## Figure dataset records
BEGIN

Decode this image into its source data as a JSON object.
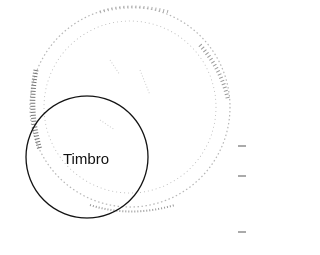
{
  "stamp": {
    "label": "Timbro"
  }
}
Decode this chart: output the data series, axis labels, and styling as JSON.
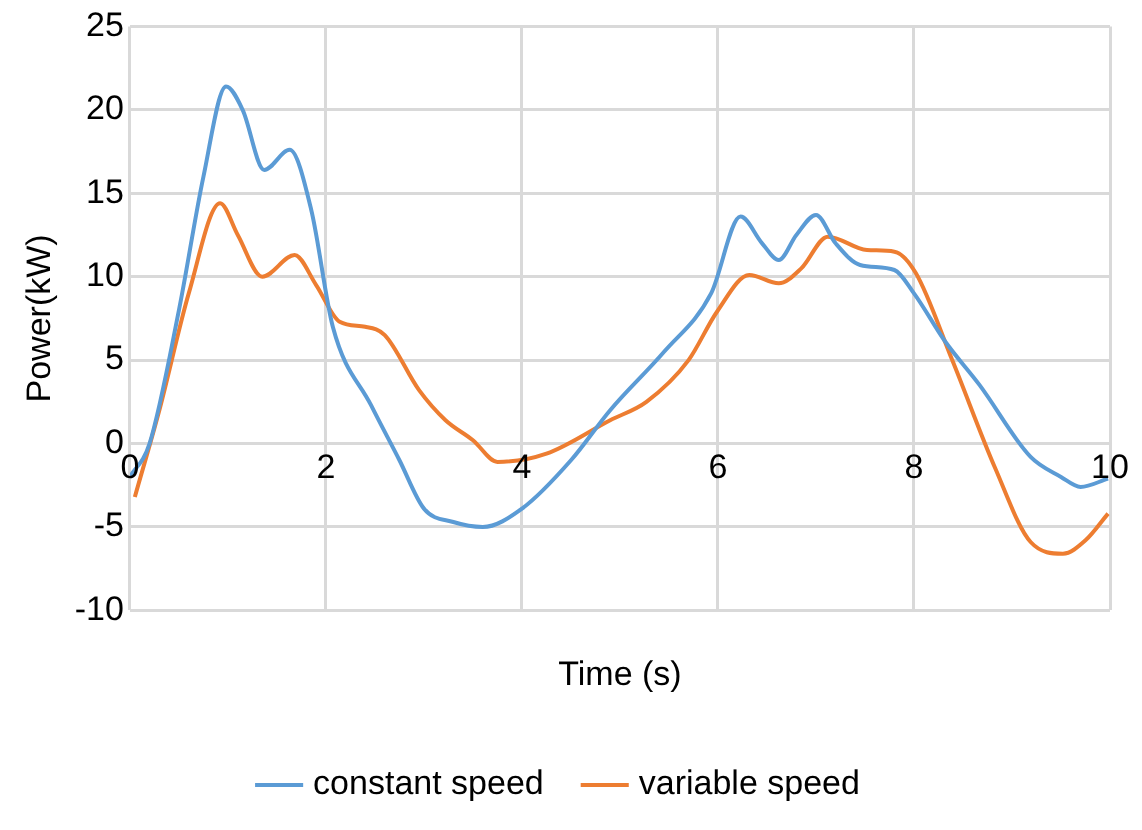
{
  "chart_data": {
    "type": "line",
    "xlabel": "Time (s)",
    "ylabel": "Power(kW)",
    "xlim": [
      0,
      10
    ],
    "xticks": [
      0,
      2,
      4,
      6,
      8,
      10
    ],
    "ylim": [
      -10,
      25
    ],
    "yticks": [
      -10,
      -5,
      0,
      5,
      10,
      15,
      20,
      25
    ],
    "grid": true,
    "legend": "bottom",
    "marker": "none",
    "line_style": "solid",
    "series": [
      {
        "name": "constant speed",
        "color": "#5b9bd5",
        "x": [
          0,
          0.2,
          0.5,
          0.75,
          0.98,
          1.15,
          1.37,
          1.63,
          1.85,
          2.07,
          2.46,
          2.75,
          3.0,
          3.3,
          3.6,
          4.0,
          4.5,
          4.9,
          5.45,
          5.93,
          6.23,
          6.45,
          6.62,
          6.8,
          7.0,
          7.2,
          7.45,
          7.8,
          8.0,
          8.32,
          8.67,
          9.19,
          9.5,
          9.7,
          9.98
        ],
        "values": [
          -2,
          0,
          8,
          16,
          21.4,
          20,
          16.4,
          17.6,
          14,
          7,
          2.3,
          -1,
          -3.9,
          -4.7,
          -5,
          -3.9,
          -1,
          2,
          5.5,
          9,
          13.6,
          12,
          11,
          12.5,
          13.7,
          12,
          10.7,
          10.4,
          9,
          6.1,
          3.5,
          -0.8,
          -2,
          -2.6,
          -2.1
        ]
      },
      {
        "name": "variable speed",
        "color": "#ed7d31",
        "x": [
          0.05,
          0.3,
          0.6,
          0.92,
          1.1,
          1.35,
          1.68,
          1.9,
          2.14,
          2.4,
          2.6,
          2.95,
          3.22,
          3.5,
          3.75,
          4.25,
          4.9,
          5.27,
          5.7,
          5.99,
          6.32,
          6.62,
          6.85,
          7.12,
          7.52,
          7.8,
          8.02,
          8.39,
          8.83,
          9.19,
          9.52,
          9.75,
          9.98
        ],
        "values": [
          -3.2,
          2,
          9,
          14.4,
          12.5,
          10,
          11.3,
          9.5,
          7.3,
          7,
          6.5,
          3.2,
          1.4,
          0.2,
          -1.1,
          -0.6,
          1.4,
          2.5,
          5,
          7.9,
          10.1,
          9.6,
          10.5,
          12.4,
          11.6,
          11.5,
          10.2,
          5,
          -1.5,
          -5.9,
          -6.6,
          -5.8,
          -4.2
        ]
      }
    ]
  }
}
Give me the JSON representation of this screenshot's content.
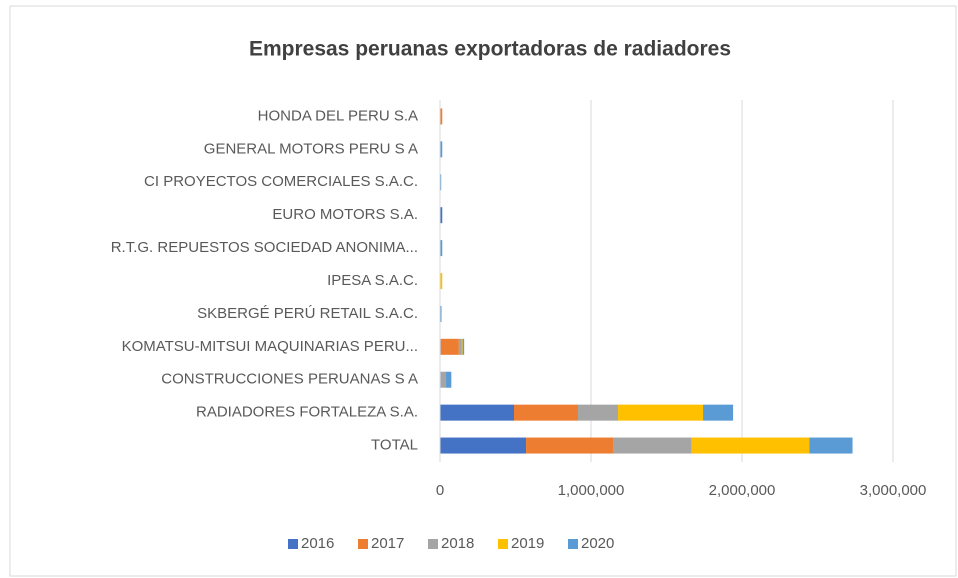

END

## Do this
All of the data needs repeating exactly, but the pictures do not.

## Solution
Decode this image into its source data as a JSON object.
{
  "stamp": {
    "label": "Timbro"
  }
}
Decode this chart: output the data series, axis labels, and styling as JSON.
{
  "chart_data": {
    "type": "line",
    "xlabel": "Time (s)",
    "ylabel": "Power(kW)",
    "xlim": [
      0,
      10
    ],
    "xticks": [
      0,
      2,
      4,
      6,
      8,
      10
    ],
    "ylim": [
      -10,
      25
    ],
    "yticks": [
      -10,
      -5,
      0,
      5,
      10,
      15,
      20,
      25
    ],
    "grid": true,
    "legend": "bottom",
    "marker": "none",
    "line_style": "solid",
    "series": [
      {
        "name": "constant speed",
        "color": "#5b9bd5",
        "x": [
          0,
          0.2,
          0.5,
          0.75,
          0.98,
          1.15,
          1.37,
          1.63,
          1.85,
          2.07,
          2.46,
          2.75,
          3.0,
          3.3,
          3.6,
          4.0,
          4.5,
          4.9,
          5.45,
          5.93,
          6.23,
          6.45,
          6.62,
          6.8,
          7.0,
          7.2,
          7.45,
          7.8,
          8.0,
          8.32,
          8.67,
          9.19,
          9.5,
          9.7,
          9.98
        ],
        "values": [
          -2,
          0,
          8,
          16,
          21.4,
          20,
          16.4,
          17.6,
          14,
          7,
          2.3,
          -1,
          -3.9,
          -4.7,
          -5,
          -3.9,
          -1,
          2,
          5.5,
          9,
          13.6,
          12,
          11,
          12.5,
          13.7,
          12,
          10.7,
          10.4,
          9,
          6.1,
          3.5,
          -0.8,
          -2,
          -2.6,
          -2.1
        ]
      },
      {
        "name": "variable speed",
        "color": "#ed7d31",
        "x": [
          0.05,
          0.3,
          0.6,
          0.92,
          1.1,
          1.35,
          1.68,
          1.9,
          2.14,
          2.4,
          2.6,
          2.95,
          3.22,
          3.5,
          3.75,
          4.25,
          4.9,
          5.27,
          5.7,
          5.99,
          6.32,
          6.62,
          6.85,
          7.12,
          7.52,
          7.8,
          8.02,
          8.39,
          8.83,
          9.19,
          9.52,
          9.75,
          9.98
        ],
        "values": [
          -3.2,
          2,
          9,
          14.4,
          12.5,
          10,
          11.3,
          9.5,
          7.3,
          7,
          6.5,
          3.2,
          1.4,
          0.2,
          -1.1,
          -0.6,
          1.4,
          2.5,
          5,
          7.9,
          10.1,
          9.6,
          10.5,
          12.4,
          11.6,
          11.5,
          10.2,
          5,
          -1.5,
          -5.9,
          -6.6,
          -5.8,
          -4.2
        ]
      }
    ]
  }
}
Give me the JSON representation of this screenshot's content.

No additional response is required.